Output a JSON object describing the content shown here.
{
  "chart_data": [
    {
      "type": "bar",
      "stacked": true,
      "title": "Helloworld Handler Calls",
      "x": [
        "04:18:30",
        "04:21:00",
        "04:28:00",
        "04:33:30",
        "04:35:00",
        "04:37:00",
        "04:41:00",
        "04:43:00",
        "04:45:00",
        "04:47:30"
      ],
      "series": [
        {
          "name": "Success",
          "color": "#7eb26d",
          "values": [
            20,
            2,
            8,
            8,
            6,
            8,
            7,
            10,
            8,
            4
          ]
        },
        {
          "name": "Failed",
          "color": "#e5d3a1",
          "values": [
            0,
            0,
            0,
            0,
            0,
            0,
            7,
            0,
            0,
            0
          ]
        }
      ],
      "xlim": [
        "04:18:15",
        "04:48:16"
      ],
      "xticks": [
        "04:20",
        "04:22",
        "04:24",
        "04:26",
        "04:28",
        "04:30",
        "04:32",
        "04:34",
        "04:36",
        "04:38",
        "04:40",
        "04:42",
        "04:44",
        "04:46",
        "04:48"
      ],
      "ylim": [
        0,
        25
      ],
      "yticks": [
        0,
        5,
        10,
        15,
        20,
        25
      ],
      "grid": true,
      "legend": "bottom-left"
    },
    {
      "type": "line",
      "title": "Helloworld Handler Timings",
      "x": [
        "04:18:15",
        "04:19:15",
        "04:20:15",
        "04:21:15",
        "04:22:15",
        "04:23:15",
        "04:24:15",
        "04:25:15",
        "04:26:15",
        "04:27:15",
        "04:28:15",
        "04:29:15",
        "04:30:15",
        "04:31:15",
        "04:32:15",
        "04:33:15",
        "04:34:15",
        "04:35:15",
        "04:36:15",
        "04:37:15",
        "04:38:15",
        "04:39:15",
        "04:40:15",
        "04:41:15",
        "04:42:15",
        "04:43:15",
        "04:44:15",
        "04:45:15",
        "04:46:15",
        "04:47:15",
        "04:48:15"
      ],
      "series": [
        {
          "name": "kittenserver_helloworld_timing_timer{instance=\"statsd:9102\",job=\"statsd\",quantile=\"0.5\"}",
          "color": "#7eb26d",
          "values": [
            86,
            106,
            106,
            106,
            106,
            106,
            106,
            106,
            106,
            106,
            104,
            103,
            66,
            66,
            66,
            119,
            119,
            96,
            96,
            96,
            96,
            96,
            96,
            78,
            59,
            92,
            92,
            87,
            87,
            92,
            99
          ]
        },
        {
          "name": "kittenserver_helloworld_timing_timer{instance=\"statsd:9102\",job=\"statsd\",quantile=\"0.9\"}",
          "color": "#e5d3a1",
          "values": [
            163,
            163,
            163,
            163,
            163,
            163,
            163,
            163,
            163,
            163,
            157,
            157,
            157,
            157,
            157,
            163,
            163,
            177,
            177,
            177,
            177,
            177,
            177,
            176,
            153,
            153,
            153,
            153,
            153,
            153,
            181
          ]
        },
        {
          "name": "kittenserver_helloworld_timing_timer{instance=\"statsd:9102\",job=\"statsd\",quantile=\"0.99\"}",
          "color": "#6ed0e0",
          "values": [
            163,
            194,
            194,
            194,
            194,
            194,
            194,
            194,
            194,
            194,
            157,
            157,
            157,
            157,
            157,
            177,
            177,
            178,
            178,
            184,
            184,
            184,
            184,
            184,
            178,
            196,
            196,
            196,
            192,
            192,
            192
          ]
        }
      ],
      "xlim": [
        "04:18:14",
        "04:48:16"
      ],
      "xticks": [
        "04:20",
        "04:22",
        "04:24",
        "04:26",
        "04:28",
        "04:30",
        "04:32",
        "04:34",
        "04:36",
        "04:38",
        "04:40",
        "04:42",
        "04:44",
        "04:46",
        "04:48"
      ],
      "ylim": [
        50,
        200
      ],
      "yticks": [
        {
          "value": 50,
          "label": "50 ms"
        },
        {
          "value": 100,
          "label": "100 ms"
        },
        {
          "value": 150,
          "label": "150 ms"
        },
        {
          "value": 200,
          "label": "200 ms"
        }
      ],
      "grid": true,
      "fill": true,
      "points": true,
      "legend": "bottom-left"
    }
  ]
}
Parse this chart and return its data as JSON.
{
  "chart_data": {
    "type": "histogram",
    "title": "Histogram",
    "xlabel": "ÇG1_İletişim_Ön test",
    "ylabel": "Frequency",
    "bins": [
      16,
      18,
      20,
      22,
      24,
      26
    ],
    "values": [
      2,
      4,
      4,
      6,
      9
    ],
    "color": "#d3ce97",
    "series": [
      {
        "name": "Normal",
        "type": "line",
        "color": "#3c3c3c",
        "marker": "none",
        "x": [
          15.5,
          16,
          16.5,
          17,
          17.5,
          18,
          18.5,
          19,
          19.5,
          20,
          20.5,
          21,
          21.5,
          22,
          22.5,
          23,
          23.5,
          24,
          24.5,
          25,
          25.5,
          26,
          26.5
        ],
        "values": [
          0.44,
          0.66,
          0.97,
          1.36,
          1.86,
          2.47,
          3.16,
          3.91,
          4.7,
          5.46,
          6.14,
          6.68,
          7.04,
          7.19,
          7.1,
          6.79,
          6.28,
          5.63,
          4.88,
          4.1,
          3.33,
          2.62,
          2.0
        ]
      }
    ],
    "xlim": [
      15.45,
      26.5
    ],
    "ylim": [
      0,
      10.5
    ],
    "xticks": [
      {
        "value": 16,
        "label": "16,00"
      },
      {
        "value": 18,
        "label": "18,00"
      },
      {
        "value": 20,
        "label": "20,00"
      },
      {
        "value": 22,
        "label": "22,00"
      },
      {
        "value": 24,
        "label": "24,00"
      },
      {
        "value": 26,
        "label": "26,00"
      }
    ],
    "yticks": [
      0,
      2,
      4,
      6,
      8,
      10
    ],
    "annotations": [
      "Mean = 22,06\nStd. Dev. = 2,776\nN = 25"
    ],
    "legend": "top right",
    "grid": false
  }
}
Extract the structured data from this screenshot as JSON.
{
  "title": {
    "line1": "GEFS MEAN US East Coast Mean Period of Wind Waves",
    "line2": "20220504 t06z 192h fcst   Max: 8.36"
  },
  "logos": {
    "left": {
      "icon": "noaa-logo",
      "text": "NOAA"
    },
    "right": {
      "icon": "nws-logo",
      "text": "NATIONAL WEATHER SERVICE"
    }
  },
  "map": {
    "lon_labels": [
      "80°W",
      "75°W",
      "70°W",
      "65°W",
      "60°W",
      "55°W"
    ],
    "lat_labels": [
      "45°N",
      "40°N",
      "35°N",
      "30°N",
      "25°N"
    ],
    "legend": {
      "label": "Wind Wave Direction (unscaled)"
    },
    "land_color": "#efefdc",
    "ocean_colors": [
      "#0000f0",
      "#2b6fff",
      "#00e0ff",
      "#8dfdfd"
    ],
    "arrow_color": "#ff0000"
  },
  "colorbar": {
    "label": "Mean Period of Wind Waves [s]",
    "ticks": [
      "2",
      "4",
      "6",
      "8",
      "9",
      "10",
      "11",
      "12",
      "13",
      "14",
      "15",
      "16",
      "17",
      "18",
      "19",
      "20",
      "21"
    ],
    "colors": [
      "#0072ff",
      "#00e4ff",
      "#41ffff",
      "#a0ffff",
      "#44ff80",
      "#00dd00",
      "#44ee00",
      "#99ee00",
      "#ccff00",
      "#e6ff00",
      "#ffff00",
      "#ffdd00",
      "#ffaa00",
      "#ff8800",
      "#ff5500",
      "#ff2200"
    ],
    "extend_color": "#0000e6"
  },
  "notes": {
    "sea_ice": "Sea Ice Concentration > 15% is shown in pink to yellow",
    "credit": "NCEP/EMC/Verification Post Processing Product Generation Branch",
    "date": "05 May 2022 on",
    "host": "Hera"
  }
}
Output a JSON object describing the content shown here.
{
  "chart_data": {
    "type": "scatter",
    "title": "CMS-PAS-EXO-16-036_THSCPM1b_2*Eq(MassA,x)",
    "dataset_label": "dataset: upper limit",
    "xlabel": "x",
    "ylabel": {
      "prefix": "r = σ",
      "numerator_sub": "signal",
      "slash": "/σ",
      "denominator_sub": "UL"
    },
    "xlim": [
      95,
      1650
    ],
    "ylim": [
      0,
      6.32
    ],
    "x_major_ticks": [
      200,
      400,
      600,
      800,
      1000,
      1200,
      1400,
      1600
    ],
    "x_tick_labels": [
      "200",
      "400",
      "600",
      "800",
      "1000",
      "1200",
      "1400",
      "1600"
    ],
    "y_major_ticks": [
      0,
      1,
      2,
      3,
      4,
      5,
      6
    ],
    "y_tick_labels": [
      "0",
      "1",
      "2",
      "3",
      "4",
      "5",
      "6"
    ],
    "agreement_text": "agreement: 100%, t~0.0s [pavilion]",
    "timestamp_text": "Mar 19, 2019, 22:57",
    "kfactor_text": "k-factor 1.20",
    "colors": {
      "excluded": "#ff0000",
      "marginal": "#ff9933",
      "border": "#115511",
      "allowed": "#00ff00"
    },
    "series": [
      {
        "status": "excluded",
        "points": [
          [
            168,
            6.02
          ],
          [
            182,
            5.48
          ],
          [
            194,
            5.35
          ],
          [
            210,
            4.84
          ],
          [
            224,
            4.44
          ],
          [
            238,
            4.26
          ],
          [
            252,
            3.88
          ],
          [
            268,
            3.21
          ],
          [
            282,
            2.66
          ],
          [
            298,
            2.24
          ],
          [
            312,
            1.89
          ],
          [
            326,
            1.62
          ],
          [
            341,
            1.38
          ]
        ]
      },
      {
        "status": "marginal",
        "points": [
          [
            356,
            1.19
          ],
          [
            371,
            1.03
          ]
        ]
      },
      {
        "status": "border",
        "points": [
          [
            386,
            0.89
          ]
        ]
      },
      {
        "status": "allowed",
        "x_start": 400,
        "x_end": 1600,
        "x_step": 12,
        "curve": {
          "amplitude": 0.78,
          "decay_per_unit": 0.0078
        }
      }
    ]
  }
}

════════════════

== Set exercise ==
Collect, from the material above, every line containing the word "this".

== Output of the exercise ==
Parse this chart and return its data as JSON.
Extract the structured data from this screenshot as JSON.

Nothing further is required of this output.